▸ **PASSAGE PROVIDED**
--- Start ---

The Future of Old Age

I want a care robot for my old age. I don’t mean those fake animals and devices that coo at you to take your meds, like The New York Times wrote about recently. Those sound patronizing and highly annoying.

What I want is a robot under my control that can help me take care of myself. If I need help getting out of bed or going to the bathroom or taking a shower, I want a robot that can do that. I’d also like one that can help me prepare meals, because I’d like to have control over what I eat as long as possible.

And, given that I am not very domestic, I definitely want one to do the housework. (In fact, I’d like one of those right now, please.)

The key words in all this are “under my control,” because the value I can see in a robot as compared to person doing these services is that I would be able to keep my independence. I wouldn’t have to argue with the caregiver if I wanted cereal for dinner or to skip the shower, and I wouldn’t have the humiliation of having another person help me in the bathroom.

This is not because I want to be a recluse. It’s because I want to keep my current kind of interactions with other people instead of conflating those interactions with personal services. I want conversations both serious and playful. I want to hug and hold the people I love. And I want to do it on my own terms, just as I do now.

This is, of course, assuming that my ailments in old age are physical ones that still leave me competent to make those decisions. I do not think care robots would be appropriate if I develop dementia or if I suffer from pain or other debilitating conditions that affect my reasoning. In those cases, I would need another person to make decisions for me.

--- End ---

▸ **TASK INPUTS**
--- Start ---

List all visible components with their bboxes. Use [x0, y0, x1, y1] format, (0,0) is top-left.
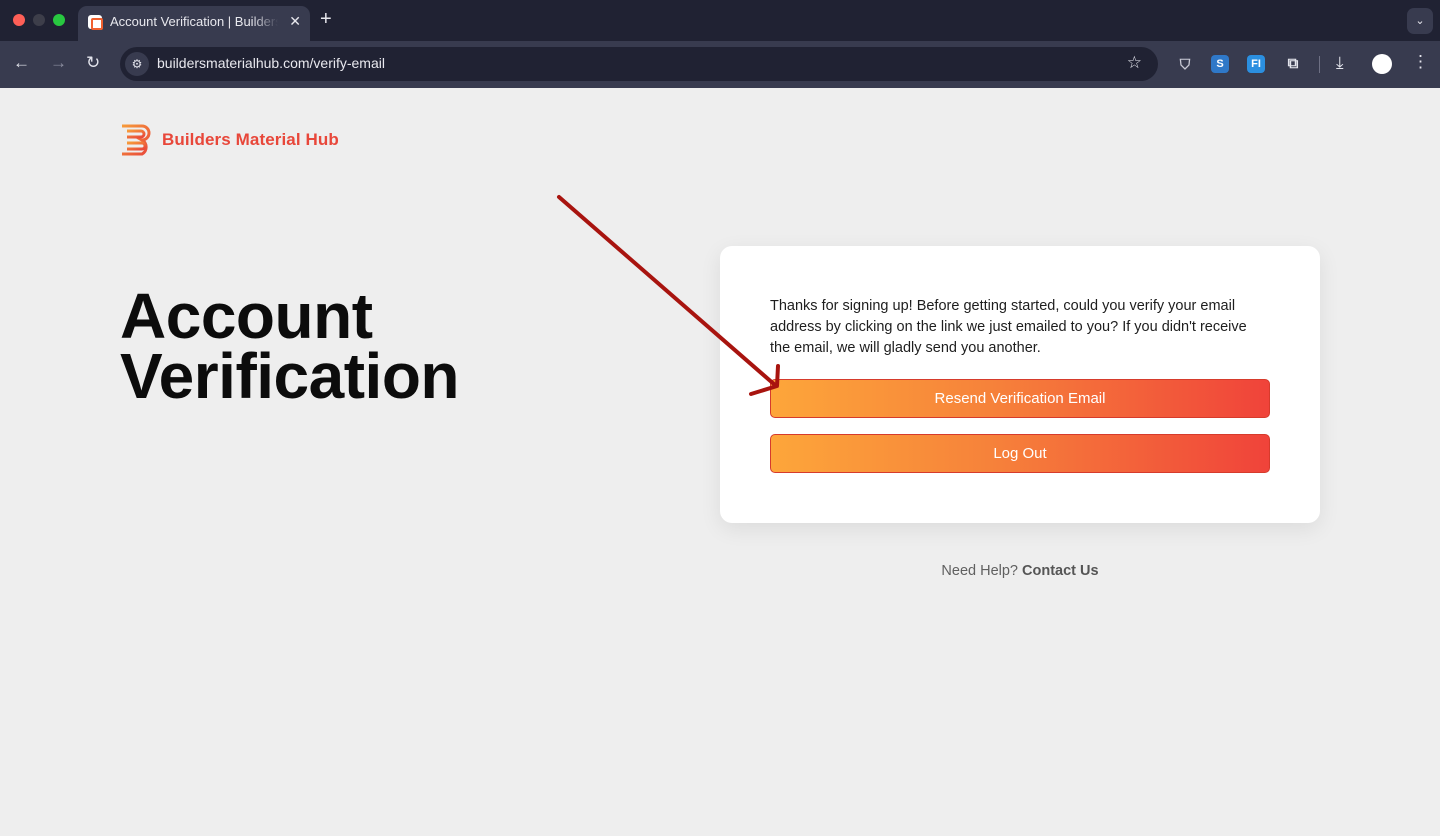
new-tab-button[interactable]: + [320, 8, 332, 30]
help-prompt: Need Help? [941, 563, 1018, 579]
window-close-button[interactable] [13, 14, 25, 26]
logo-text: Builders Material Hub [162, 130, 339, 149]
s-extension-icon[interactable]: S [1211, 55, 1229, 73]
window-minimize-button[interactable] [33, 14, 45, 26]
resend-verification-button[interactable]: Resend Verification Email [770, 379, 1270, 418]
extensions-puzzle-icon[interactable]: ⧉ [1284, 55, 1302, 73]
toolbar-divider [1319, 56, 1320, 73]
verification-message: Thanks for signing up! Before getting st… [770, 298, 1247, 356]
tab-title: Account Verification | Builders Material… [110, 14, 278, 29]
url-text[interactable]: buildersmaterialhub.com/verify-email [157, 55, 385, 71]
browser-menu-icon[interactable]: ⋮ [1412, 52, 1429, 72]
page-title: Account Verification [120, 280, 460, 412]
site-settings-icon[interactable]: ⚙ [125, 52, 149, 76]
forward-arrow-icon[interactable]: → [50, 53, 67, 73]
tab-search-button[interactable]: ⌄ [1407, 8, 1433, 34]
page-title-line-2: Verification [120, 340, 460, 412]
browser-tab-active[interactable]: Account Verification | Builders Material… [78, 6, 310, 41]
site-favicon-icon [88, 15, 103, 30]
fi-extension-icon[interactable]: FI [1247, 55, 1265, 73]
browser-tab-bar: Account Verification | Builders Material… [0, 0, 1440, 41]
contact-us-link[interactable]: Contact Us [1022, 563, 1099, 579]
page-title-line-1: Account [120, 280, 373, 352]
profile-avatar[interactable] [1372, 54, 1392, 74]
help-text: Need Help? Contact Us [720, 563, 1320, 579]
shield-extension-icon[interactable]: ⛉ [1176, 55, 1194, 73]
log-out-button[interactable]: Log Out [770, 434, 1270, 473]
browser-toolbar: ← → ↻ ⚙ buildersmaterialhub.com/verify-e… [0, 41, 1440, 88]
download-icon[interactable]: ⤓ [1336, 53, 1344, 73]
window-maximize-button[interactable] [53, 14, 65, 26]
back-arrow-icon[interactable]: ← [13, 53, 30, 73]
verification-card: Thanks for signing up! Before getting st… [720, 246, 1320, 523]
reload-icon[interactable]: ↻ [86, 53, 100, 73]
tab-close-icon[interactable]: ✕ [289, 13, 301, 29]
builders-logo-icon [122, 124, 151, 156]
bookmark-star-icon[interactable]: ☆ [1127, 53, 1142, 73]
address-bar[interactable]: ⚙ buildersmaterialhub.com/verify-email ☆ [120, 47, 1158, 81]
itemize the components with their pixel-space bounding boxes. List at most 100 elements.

--- End ---
--- Start ---

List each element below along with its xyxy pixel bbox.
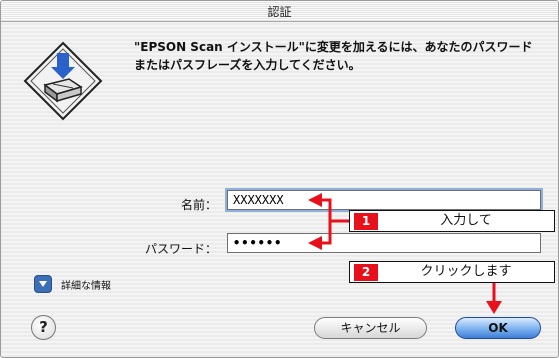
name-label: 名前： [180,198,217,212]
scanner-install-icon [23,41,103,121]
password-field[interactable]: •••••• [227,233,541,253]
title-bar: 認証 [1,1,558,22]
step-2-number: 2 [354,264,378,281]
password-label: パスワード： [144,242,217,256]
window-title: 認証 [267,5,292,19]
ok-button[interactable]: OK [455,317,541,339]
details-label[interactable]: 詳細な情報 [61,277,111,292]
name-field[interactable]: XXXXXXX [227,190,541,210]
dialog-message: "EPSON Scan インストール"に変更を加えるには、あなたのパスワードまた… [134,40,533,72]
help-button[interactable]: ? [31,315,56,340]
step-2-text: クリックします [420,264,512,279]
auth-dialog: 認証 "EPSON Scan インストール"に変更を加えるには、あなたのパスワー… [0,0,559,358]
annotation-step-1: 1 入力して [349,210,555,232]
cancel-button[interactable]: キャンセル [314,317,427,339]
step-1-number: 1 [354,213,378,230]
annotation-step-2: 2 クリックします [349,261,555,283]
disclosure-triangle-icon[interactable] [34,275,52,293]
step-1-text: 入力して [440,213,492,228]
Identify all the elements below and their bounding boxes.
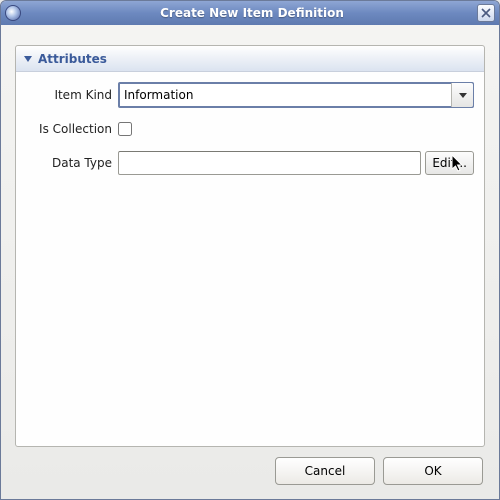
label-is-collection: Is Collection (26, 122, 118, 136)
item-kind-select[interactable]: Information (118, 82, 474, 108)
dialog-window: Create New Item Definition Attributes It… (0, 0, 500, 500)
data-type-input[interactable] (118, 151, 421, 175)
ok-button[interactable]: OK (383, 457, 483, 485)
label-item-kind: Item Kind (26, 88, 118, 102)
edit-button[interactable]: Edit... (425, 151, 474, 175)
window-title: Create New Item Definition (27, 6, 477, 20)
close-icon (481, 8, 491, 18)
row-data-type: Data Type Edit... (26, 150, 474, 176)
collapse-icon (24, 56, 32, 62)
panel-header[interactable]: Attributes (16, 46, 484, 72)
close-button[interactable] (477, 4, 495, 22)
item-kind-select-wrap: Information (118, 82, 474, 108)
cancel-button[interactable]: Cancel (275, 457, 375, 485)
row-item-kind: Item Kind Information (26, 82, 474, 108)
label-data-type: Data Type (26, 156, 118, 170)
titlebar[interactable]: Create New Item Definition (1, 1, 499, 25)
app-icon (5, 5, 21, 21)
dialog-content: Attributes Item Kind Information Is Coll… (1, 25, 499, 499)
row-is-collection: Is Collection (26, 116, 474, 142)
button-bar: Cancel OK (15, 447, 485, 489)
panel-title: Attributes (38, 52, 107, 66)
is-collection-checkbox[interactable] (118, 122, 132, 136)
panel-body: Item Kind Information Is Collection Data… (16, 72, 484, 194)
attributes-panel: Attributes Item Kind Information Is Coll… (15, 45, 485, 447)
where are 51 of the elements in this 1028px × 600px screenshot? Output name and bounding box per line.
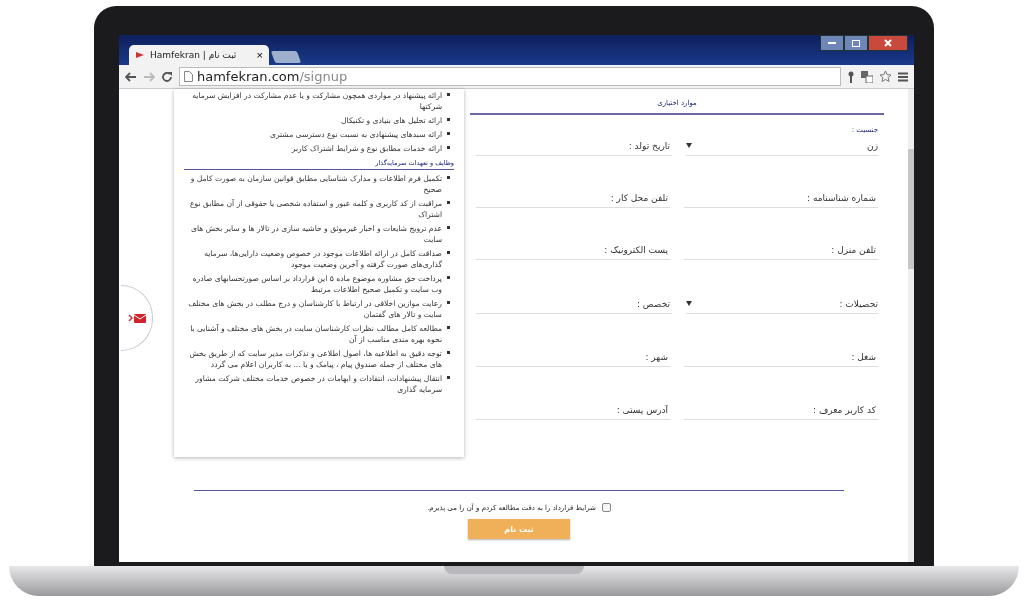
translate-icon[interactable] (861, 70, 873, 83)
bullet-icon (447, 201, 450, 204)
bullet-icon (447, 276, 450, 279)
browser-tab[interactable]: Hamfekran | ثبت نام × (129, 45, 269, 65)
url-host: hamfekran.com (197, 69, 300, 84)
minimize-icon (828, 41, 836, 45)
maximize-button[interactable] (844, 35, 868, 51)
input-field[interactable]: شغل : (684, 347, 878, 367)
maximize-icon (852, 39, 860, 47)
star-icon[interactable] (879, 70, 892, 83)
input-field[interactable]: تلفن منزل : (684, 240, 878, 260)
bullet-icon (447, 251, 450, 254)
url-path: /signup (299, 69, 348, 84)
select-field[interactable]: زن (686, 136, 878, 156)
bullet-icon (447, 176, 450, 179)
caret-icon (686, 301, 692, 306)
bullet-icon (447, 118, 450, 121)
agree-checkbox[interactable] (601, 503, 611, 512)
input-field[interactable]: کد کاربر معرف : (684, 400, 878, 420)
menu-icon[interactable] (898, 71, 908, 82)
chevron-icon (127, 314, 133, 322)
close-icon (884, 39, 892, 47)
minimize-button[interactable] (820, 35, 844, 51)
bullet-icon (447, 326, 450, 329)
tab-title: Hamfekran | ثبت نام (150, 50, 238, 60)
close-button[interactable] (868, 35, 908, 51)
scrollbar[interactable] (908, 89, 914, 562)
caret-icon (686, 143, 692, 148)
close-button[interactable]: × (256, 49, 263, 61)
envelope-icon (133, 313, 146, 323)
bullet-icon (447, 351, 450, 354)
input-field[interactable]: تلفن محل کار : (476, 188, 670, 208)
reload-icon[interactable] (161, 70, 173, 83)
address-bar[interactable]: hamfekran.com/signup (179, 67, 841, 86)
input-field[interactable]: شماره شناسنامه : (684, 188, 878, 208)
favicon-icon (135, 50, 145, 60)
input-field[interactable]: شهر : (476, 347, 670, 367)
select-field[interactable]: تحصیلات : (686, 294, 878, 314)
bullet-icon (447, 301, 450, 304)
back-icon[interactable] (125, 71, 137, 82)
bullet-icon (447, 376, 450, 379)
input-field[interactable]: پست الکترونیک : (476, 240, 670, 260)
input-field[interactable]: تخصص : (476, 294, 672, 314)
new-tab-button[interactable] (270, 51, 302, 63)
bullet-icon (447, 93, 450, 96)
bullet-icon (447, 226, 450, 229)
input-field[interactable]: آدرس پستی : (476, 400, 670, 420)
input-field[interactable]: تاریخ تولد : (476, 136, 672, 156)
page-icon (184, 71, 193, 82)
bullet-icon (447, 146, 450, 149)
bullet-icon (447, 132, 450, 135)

--- End ---

▸ **DIRECTION A**
Answer these questions from the passage on old age above:
(i) Which publication wrote recently about fake animals and devices that coo at people to take their meds?
(ii) Why does the writer want a robot that can help prepare meals?
(iii) In which cases does the writer say care robots would not be appropriate?
▸ **DIRECTION B**
From the rows above, copy the stretch from the line that contains "name-label: 名前： [180,198,217,212]" through the line that contains "name-field[interactable]: XXXXXXX [227,190,541,210]".

▸ **WRITTEN ANSWER A**
(i) The New York Times.
(ii) The writer wants to have control over what they eat for as long as possible.
(iii) If the writer develops dementia, or suffers from pain or other debilitating conditions that affect their reasoning.

▸ **WRITTEN ANSWER B**
name-label: 名前： [180,198,217,212]
scanner-install-icon [23,41,103,121]
password-field[interactable]: •••••• [227,233,541,253]
title-bar: 認証 [1,1,558,22]
step-2-number: 2 [354,264,378,281]
password-label: パスワード： [144,242,217,256]
window-title: 認証 [267,5,292,19]
ok-button[interactable]: OK [455,317,541,339]
details-label[interactable]: 詳細な情報 [61,277,111,292]
name-field[interactable]: XXXXXXX [227,190,541,210]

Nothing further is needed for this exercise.